··· Supplied material ···
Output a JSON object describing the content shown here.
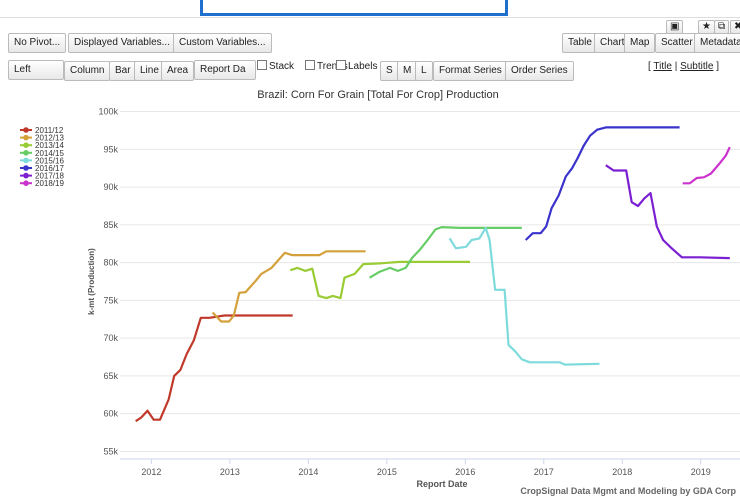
{
  "toolbar": {
    "row1": [
      "No Pivot...",
      "Displayed Variables...",
      "Custom Variables..."
    ],
    "views": [
      "Table",
      "Chart",
      "Map",
      "Scatter",
      "Metadata"
    ],
    "axis_select": "Left",
    "chart_types": [
      "Column",
      "Bar",
      "Line",
      "Area"
    ],
    "date_select": "Report Da",
    "checkboxes": [
      "Stack",
      "Trends",
      "Labels"
    ],
    "sizes": [
      "S",
      "M",
      "L"
    ],
    "series_buttons": [
      "Format Series",
      "Order Series"
    ],
    "links": [
      "Title",
      "Subtitle"
    ]
  },
  "chart_data": {
    "type": "line",
    "title": "Brazil: Corn For Grain [Total For Crop] Production",
    "x_label": "Report Date",
    "y_label": "k-mt (Production)",
    "credit": "CropSignal Data Mgmt and Modeling by GDA Corp",
    "xlim": [
      2011.6,
      2019.5
    ],
    "xticks": [
      2012,
      2013,
      2014,
      2015,
      2016,
      2017,
      2018,
      2019
    ],
    "ylim": [
      54000,
      101000
    ],
    "yticks": [
      {
        "value": 55000,
        "label": "55k"
      },
      {
        "value": 60000,
        "label": "60k"
      },
      {
        "value": 65000,
        "label": "65k"
      },
      {
        "value": 70000,
        "label": "70k"
      },
      {
        "value": 75000,
        "label": "75k"
      },
      {
        "value": 80000,
        "label": "80k"
      },
      {
        "value": 85000,
        "label": "85k"
      },
      {
        "value": 90000,
        "label": "90k"
      },
      {
        "value": 95000,
        "label": "95k"
      },
      {
        "value": 100000,
        "label": "100k"
      }
    ],
    "grid": true,
    "legend": "top-left",
    "series": [
      {
        "name": "2011/12",
        "color": "#c0392b",
        "x": [
          2011.8,
          2011.87,
          2011.95,
          2012.03,
          2012.11,
          2012.22,
          2012.29,
          2012.37,
          2012.45,
          2012.54,
          2012.63,
          2012.74,
          2012.93,
          2013.8
        ],
        "values": [
          59000,
          59500,
          60400,
          59200,
          59200,
          61900,
          65000,
          65800,
          67900,
          69700,
          72700,
          72700,
          73000,
          73000
        ]
      },
      {
        "name": "2012/13",
        "color": "#d4a03a",
        "x": [
          2012.78,
          2012.89,
          2012.99,
          2013.05,
          2013.12,
          2013.2,
          2013.33,
          2013.4,
          2013.53,
          2013.7,
          2013.79,
          2014.14,
          2014.23,
          2014.73
        ],
        "values": [
          73400,
          72200,
          72200,
          73000,
          76000,
          76100,
          77600,
          78500,
          79300,
          81300,
          81000,
          81000,
          81500,
          81500
        ]
      },
      {
        "name": "2013/14",
        "color": "#99cc33",
        "x": [
          2013.77,
          2013.86,
          2013.96,
          2014.05,
          2014.13,
          2014.23,
          2014.31,
          2014.41,
          2014.46,
          2014.59,
          2014.7,
          2014.91,
          2015.16,
          2016.06
        ],
        "values": [
          79000,
          79300,
          78900,
          79200,
          75600,
          75300,
          75600,
          75300,
          78000,
          78500,
          79800,
          79900,
          80100,
          80100
        ]
      },
      {
        "name": "2014/15",
        "color": "#66cc66",
        "x": [
          2014.78,
          2014.91,
          2015.04,
          2015.14,
          2015.24,
          2015.32,
          2015.42,
          2015.52,
          2015.62,
          2015.7,
          2015.93,
          2016.72
        ],
        "values": [
          78000,
          78800,
          79300,
          78900,
          79300,
          80600,
          81700,
          83000,
          84400,
          84700,
          84600,
          84600
        ]
      },
      {
        "name": "2015/16",
        "color": "#7fdbdb",
        "x": [
          2015.8,
          2015.88,
          2016.01,
          2016.08,
          2016.18,
          2016.26,
          2016.31,
          2016.38,
          2016.5,
          2016.55,
          2016.64,
          2016.72,
          2016.82,
          2017.2,
          2017.27,
          2017.71
        ],
        "values": [
          83200,
          81900,
          82100,
          83000,
          83200,
          84600,
          83000,
          76400,
          76400,
          69100,
          68200,
          67200,
          66800,
          66800,
          66500,
          66600
        ]
      },
      {
        "name": "2016/17",
        "color": "#3a33cc",
        "x": [
          2016.77,
          2016.86,
          2016.96,
          2017.03,
          2017.1,
          2017.19,
          2017.28,
          2017.36,
          2017.43,
          2017.51,
          2017.59,
          2017.68,
          2017.79,
          2018.73
        ],
        "values": [
          83000,
          83900,
          83900,
          84800,
          87200,
          88900,
          91400,
          92500,
          93800,
          95500,
          96800,
          97600,
          97900,
          97900
        ]
      },
      {
        "name": "2017/18",
        "color": "#7a1fd1",
        "x": [
          2017.79,
          2017.89,
          2018.05,
          2018.12,
          2018.2,
          2018.28,
          2018.36,
          2018.44,
          2018.52,
          2018.63,
          2018.76,
          2018.99,
          2019.37
        ],
        "values": [
          92900,
          92200,
          92200,
          88000,
          87500,
          88500,
          89200,
          84800,
          83000,
          81900,
          80700,
          80700,
          80600
        ]
      },
      {
        "name": "2018/19",
        "color": "#cc33cc",
        "x": [
          2018.77,
          2018.86,
          2018.95,
          2019.04,
          2019.13,
          2019.23,
          2019.32,
          2019.37
        ],
        "values": [
          90500,
          90500,
          91200,
          91300,
          91800,
          93000,
          94200,
          95300
        ]
      }
    ]
  }
}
···
### Written task
Print out the whole of the material word for word, without pictures.

### Written solution
Output a JSON object describing the content shown here.
{
  "toolbar": {
    "row1": [
      "No Pivot...",
      "Displayed Variables...",
      "Custom Variables..."
    ],
    "views": [
      "Table",
      "Chart",
      "Map",
      "Scatter",
      "Metadata"
    ],
    "axis_select": "Left",
    "chart_types": [
      "Column",
      "Bar",
      "Line",
      "Area"
    ],
    "date_select": "Report Da",
    "checkboxes": [
      "Stack",
      "Trends",
      "Labels"
    ],
    "sizes": [
      "S",
      "M",
      "L"
    ],
    "series_buttons": [
      "Format Series",
      "Order Series"
    ],
    "links": [
      "Title",
      "Subtitle"
    ]
  },
  "chart_data": {
    "type": "line",
    "title": "Brazil: Corn For Grain [Total For Crop] Production",
    "x_label": "Report Date",
    "y_label": "k-mt (Production)",
    "credit": "CropSignal Data Mgmt and Modeling by GDA Corp",
    "xlim": [
      2011.6,
      2019.5
    ],
    "xticks": [
      2012,
      2013,
      2014,
      2015,
      2016,
      2017,
      2018,
      2019
    ],
    "ylim": [
      54000,
      101000
    ],
    "yticks": [
      {
        "value": 55000,
        "label": "55k"
      },
      {
        "value": 60000,
        "label": "60k"
      },
      {
        "value": 65000,
        "label": "65k"
      },
      {
        "value": 70000,
        "label": "70k"
      },
      {
        "value": 75000,
        "label": "75k"
      },
      {
        "value": 80000,
        "label": "80k"
      },
      {
        "value": 85000,
        "label": "85k"
      },
      {
        "value": 90000,
        "label": "90k"
      },
      {
        "value": 95000,
        "label": "95k"
      },
      {
        "value": 100000,
        "label": "100k"
      }
    ],
    "grid": true,
    "legend": "top-left",
    "series": [
      {
        "name": "2011/12",
        "color": "#c0392b",
        "x": [
          2011.8,
          2011.87,
          2011.95,
          2012.03,
          2012.11,
          2012.22,
          2012.29,
          2012.37,
          2012.45,
          2012.54,
          2012.63,
          2012.74,
          2012.93,
          2013.8
        ],
        "values": [
          59000,
          59500,
          60400,
          59200,
          59200,
          61900,
          65000,
          65800,
          67900,
          69700,
          72700,
          72700,
          73000,
          73000
        ]
      },
      {
        "name": "2012/13",
        "color": "#d4a03a",
        "x": [
          2012.78,
          2012.89,
          2012.99,
          2013.05,
          2013.12,
          2013.2,
          2013.33,
          2013.4,
          2013.53,
          2013.7,
          2013.79,
          2014.14,
          2014.23,
          2014.73
        ],
        "values": [
          73400,
          72200,
          72200,
          73000,
          76000,
          76100,
          77600,
          78500,
          79300,
          81300,
          81000,
          81000,
          81500,
          81500
        ]
      },
      {
        "name": "2013/14",
        "color": "#99cc33",
        "x": [
          2013.77,
          2013.86,
          2013.96,
          2014.05,
          2014.13,
          2014.23,
          2014.31,
          2014.41,
          2014.46,
          2014.59,
          2014.7,
          2014.91,
          2015.16,
          2016.06
        ],
        "values": [
          79000,
          79300,
          78900,
          79200,
          75600,
          75300,
          75600,
          75300,
          78000,
          78500,
          79800,
          79900,
          80100,
          80100
        ]
      },
      {
        "name": "2014/15",
        "color": "#66cc66",
        "x": [
          2014.78,
          2014.91,
          2015.04,
          2015.14,
          2015.24,
          2015.32,
          2015.42,
          2015.52,
          2015.62,
          2015.7,
          2015.93,
          2016.72
        ],
        "values": [
          78000,
          78800,
          79300,
          78900,
          79300,
          80600,
          81700,
          83000,
          84400,
          84700,
          84600,
          84600
        ]
      },
      {
        "name": "2015/16",
        "color": "#7fdbdb",
        "x": [
          2015.8,
          2015.88,
          2016.01,
          2016.08,
          2016.18,
          2016.26,
          2016.31,
          2016.38,
          2016.5,
          2016.55,
          2016.64,
          2016.72,
          2016.82,
          2017.2,
          2017.27,
          2017.71
        ],
        "values": [
          83200,
          81900,
          82100,
          83000,
          83200,
          84600,
          83000,
          76400,
          76400,
          69100,
          68200,
          67200,
          66800,
          66800,
          66500,
          66600
        ]
      },
      {
        "name": "2016/17",
        "color": "#3a33cc",
        "x": [
          2016.77,
          2016.86,
          2016.96,
          2017.03,
          2017.1,
          2017.19,
          2017.28,
          2017.36,
          2017.43,
          2017.51,
          2017.59,
          2017.68,
          2017.79,
          2018.73
        ],
        "values": [
          83000,
          83900,
          83900,
          84800,
          87200,
          88900,
          91400,
          92500,
          93800,
          95500,
          96800,
          97600,
          97900,
          97900
        ]
      },
      {
        "name": "2017/18",
        "color": "#7a1fd1",
        "x": [
          2017.79,
          2017.89,
          2018.05,
          2018.12,
          2018.2,
          2018.28,
          2018.36,
          2018.44,
          2018.52,
          2018.63,
          2018.76,
          2018.99,
          2019.37
        ],
        "values": [
          92900,
          92200,
          92200,
          88000,
          87500,
          88500,
          89200,
          84800,
          83000,
          81900,
          80700,
          80700,
          80600
        ]
      },
      {
        "name": "2018/19",
        "color": "#cc33cc",
        "x": [
          2018.77,
          2018.86,
          2018.95,
          2019.04,
          2019.13,
          2019.23,
          2019.32,
          2019.37
        ],
        "values": [
          90500,
          90500,
          91200,
          91300,
          91800,
          93000,
          94200,
          95300
        ]
      }
    ]
  }
}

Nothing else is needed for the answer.